● MATERIAL PROVIDED
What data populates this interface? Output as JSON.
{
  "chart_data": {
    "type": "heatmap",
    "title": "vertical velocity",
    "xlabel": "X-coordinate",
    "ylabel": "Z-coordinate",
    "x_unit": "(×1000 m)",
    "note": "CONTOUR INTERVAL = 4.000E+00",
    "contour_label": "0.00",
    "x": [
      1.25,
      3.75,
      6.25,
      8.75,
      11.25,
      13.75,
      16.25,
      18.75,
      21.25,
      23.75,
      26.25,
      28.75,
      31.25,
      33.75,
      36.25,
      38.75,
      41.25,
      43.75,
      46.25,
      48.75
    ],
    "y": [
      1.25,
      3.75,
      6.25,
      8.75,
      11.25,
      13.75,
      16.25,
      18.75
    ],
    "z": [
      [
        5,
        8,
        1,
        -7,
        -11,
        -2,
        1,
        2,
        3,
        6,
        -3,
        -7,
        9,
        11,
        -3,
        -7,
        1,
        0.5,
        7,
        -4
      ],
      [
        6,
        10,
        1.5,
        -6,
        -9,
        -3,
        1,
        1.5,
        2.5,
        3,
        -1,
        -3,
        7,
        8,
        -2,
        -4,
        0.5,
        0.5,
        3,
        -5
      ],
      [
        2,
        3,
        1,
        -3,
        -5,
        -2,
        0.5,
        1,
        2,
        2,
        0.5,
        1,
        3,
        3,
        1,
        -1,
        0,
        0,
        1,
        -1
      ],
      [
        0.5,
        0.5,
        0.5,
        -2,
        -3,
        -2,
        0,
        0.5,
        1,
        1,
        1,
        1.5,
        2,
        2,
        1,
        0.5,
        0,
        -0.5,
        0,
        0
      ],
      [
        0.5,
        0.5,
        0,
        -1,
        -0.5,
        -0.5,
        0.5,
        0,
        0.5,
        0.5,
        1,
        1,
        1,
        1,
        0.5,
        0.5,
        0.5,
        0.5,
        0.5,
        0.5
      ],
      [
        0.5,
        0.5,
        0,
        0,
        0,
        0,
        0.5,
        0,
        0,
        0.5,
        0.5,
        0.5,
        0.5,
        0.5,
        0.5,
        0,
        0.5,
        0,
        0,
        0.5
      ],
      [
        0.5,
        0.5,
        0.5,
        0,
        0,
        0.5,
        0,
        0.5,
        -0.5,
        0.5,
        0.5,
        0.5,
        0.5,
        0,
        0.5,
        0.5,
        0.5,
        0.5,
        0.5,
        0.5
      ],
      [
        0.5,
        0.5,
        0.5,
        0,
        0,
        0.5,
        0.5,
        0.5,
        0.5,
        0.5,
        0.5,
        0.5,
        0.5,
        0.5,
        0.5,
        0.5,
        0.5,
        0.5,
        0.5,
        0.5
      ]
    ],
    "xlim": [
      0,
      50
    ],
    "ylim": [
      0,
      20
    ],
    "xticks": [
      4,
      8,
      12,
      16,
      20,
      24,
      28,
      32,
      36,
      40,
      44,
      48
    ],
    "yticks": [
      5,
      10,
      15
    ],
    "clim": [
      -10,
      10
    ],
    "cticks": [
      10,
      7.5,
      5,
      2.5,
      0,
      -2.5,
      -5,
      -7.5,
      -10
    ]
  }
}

● STATED TASK
In the entries above, some lines may contain the string "coordinate"; report how many, without additional comment.

● TASK OUTPUT
2